(Items from a dataset)
— begin —
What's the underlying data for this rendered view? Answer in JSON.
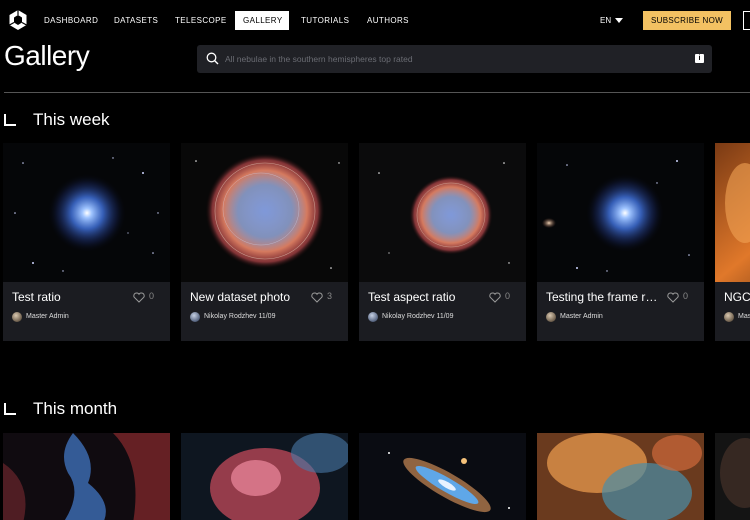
{
  "nav": {
    "items": [
      {
        "label": "DASHBOARD",
        "active": false
      },
      {
        "label": "DATASETS",
        "active": false
      },
      {
        "label": "TELESCOPE",
        "active": false
      },
      {
        "label": "GALLERY",
        "active": true
      },
      {
        "label": "TUTORIALS",
        "active": false
      },
      {
        "label": "AUTHORS",
        "active": false
      }
    ],
    "language": "EN",
    "subscribe_label": "SUBSCRIBE NOW"
  },
  "page_title": "Gallery",
  "search": {
    "placeholder": "All nebulae in the southern hemispheres top rated",
    "info_badge": "i"
  },
  "sections": [
    {
      "title": "This week",
      "cards": [
        {
          "title": "Test ratio",
          "likes": "0",
          "author": "Master Admin",
          "date": "",
          "image": "blue-nebula-star-field"
        },
        {
          "title": "New dataset photo",
          "likes": "3",
          "author": "Nikolay Rodzhev 11/09",
          "image": "red-blue-shell-nebula"
        },
        {
          "title": "Test aspect ratio",
          "likes": "0",
          "author": "Nikolay Rodzhev 11/09",
          "image": "red-blue-shell-nebula-small"
        },
        {
          "title": "Testing the frame ratio",
          "likes": "0",
          "author": "Master Admin",
          "image": "blue-nebula-star-field"
        },
        {
          "title": "NGC",
          "likes": "",
          "author": "Mas",
          "image": "orange-nebula"
        }
      ]
    },
    {
      "title": "This month",
      "cards": [
        {
          "image": "blue-red-nebula"
        },
        {
          "image": "pink-emission-nebula"
        },
        {
          "image": "spiral-galaxy"
        },
        {
          "image": "orange-blue-nebula"
        },
        {
          "image": "dark-nebula"
        }
      ]
    }
  ],
  "colors": {
    "accent": "#f3c162",
    "background": "#000000",
    "card": "#1b1c21",
    "search": "#202126"
  }
}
— end —
EXERCISE BRIEF
Without including any pictures, print all of the material exactly as given.

TASK RESPONSE
What's the underlying data for this rendered view? Answer in JSON.
{
  "nav": {
    "items": [
      {
        "label": "DASHBOARD",
        "active": false
      },
      {
        "label": "DATASETS",
        "active": false
      },
      {
        "label": "TELESCOPE",
        "active": false
      },
      {
        "label": "GALLERY",
        "active": true
      },
      {
        "label": "TUTORIALS",
        "active": false
      },
      {
        "label": "AUTHORS",
        "active": false
      }
    ],
    "language": "EN",
    "subscribe_label": "SUBSCRIBE NOW"
  },
  "page_title": "Gallery",
  "search": {
    "placeholder": "All nebulae in the southern hemispheres top rated",
    "info_badge": "i"
  },
  "sections": [
    {
      "title": "This week",
      "cards": [
        {
          "title": "Test ratio",
          "likes": "0",
          "author": "Master Admin",
          "date": "",
          "image": "blue-nebula-star-field"
        },
        {
          "title": "New dataset photo",
          "likes": "3",
          "author": "Nikolay Rodzhev 11/09",
          "image": "red-blue-shell-nebula"
        },
        {
          "title": "Test aspect ratio",
          "likes": "0",
          "author": "Nikolay Rodzhev 11/09",
          "image": "red-blue-shell-nebula-small"
        },
        {
          "title": "Testing the frame ratio",
          "likes": "0",
          "author": "Master Admin",
          "image": "blue-nebula-star-field"
        },
        {
          "title": "NGC",
          "likes": "",
          "author": "Mas",
          "image": "orange-nebula"
        }
      ]
    },
    {
      "title": "This month",
      "cards": [
        {
          "image": "blue-red-nebula"
        },
        {
          "image": "pink-emission-nebula"
        },
        {
          "image": "spiral-galaxy"
        },
        {
          "image": "orange-blue-nebula"
        },
        {
          "image": "dark-nebula"
        }
      ]
    }
  ],
  "colors": {
    "accent": "#f3c162",
    "background": "#000000",
    "card": "#1b1c21",
    "search": "#202126"
  }
}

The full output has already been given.